▶ What you will do
Write out each record below exactly as it appears, with no pictures.

▶ Data section
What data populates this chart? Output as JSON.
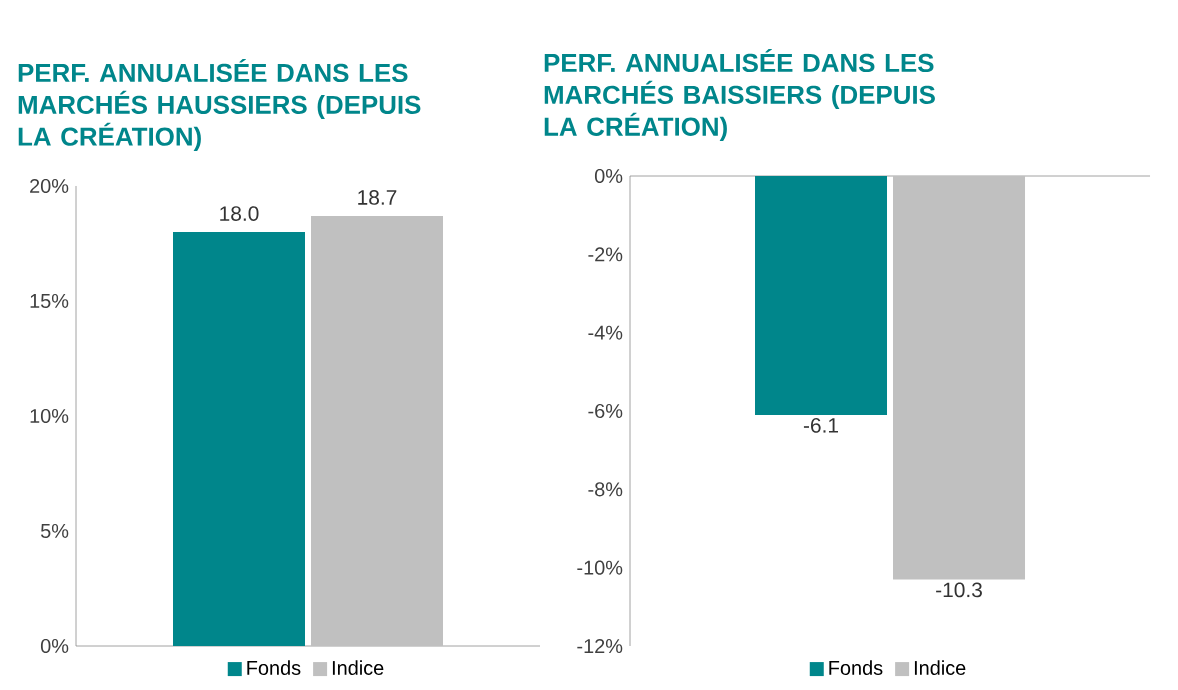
{
  "chart_data": [
    {
      "type": "bar",
      "title": "PERF. ANNUALISÉE DANS LES MARCHÉS HAUSSIERS (DEPUIS LA CRÉATION)",
      "categories": [
        null
      ],
      "series": [
        {
          "name": "Fonds",
          "color": "#00868b",
          "values": [
            18.0
          ],
          "value_labels": [
            "18.0"
          ]
        },
        {
          "name": "Indice",
          "color": "#c0c0c0",
          "values": [
            18.7
          ],
          "value_labels": [
            "18.7"
          ]
        }
      ],
      "ylim": [
        0,
        20
      ],
      "yticks": [
        {
          "value": 0,
          "label": "0%"
        },
        {
          "value": 5,
          "label": "5%"
        },
        {
          "value": 10,
          "label": "10%"
        },
        {
          "value": 15,
          "label": "15%"
        },
        {
          "value": 20,
          "label": "20%"
        }
      ],
      "legend": "bottom"
    },
    {
      "type": "bar",
      "title": "PERF. ANNUALISÉE DANS LES MARCHÉS BAISSIERS (DEPUIS LA CRÉATION)",
      "categories": [
        null
      ],
      "series": [
        {
          "name": "Fonds",
          "color": "#00868b",
          "values": [
            -6.1
          ],
          "value_labels": [
            "-6.1"
          ]
        },
        {
          "name": "Indice",
          "color": "#c0c0c0",
          "values": [
            -10.3
          ],
          "value_labels": [
            "-10.3"
          ]
        }
      ],
      "ylim": [
        -12,
        0
      ],
      "yticks": [
        {
          "value": -12,
          "label": "-12%"
        },
        {
          "value": -10,
          "label": "-10%"
        },
        {
          "value": -8,
          "label": "-8%"
        },
        {
          "value": -6,
          "label": "-6%"
        },
        {
          "value": -4,
          "label": "-4%"
        },
        {
          "value": -2,
          "label": "-2%"
        },
        {
          "value": 0,
          "label": "0%"
        }
      ],
      "legend": "bottom"
    }
  ]
}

▶ Task result
What data populates this chart? Output as JSON.
{
  "chart_data": [
    {
      "type": "bar",
      "title": "PERF. ANNUALISÉE DANS LES MARCHÉS HAUSSIERS (DEPUIS LA CRÉATION)",
      "categories": [
        null
      ],
      "series": [
        {
          "name": "Fonds",
          "color": "#00868b",
          "values": [
            18.0
          ],
          "value_labels": [
            "18.0"
          ]
        },
        {
          "name": "Indice",
          "color": "#c0c0c0",
          "values": [
            18.7
          ],
          "value_labels": [
            "18.7"
          ]
        }
      ],
      "ylim": [
        0,
        20
      ],
      "yticks": [
        {
          "value": 0,
          "label": "0%"
        },
        {
          "value": 5,
          "label": "5%"
        },
        {
          "value": 10,
          "label": "10%"
        },
        {
          "value": 15,
          "label": "15%"
        },
        {
          "value": 20,
          "label": "20%"
        }
      ],
      "legend": "bottom"
    },
    {
      "type": "bar",
      "title": "PERF. ANNUALISÉE DANS LES MARCHÉS BAISSIERS (DEPUIS LA CRÉATION)",
      "categories": [
        null
      ],
      "series": [
        {
          "name": "Fonds",
          "color": "#00868b",
          "values": [
            -6.1
          ],
          "value_labels": [
            "-6.1"
          ]
        },
        {
          "name": "Indice",
          "color": "#c0c0c0",
          "values": [
            -10.3
          ],
          "value_labels": [
            "-10.3"
          ]
        }
      ],
      "ylim": [
        -12,
        0
      ],
      "yticks": [
        {
          "value": -12,
          "label": "-12%"
        },
        {
          "value": -10,
          "label": "-10%"
        },
        {
          "value": -8,
          "label": "-8%"
        },
        {
          "value": -6,
          "label": "-6%"
        },
        {
          "value": -4,
          "label": "-4%"
        },
        {
          "value": -2,
          "label": "-2%"
        },
        {
          "value": 0,
          "label": "0%"
        }
      ],
      "legend": "bottom"
    }
  ]
}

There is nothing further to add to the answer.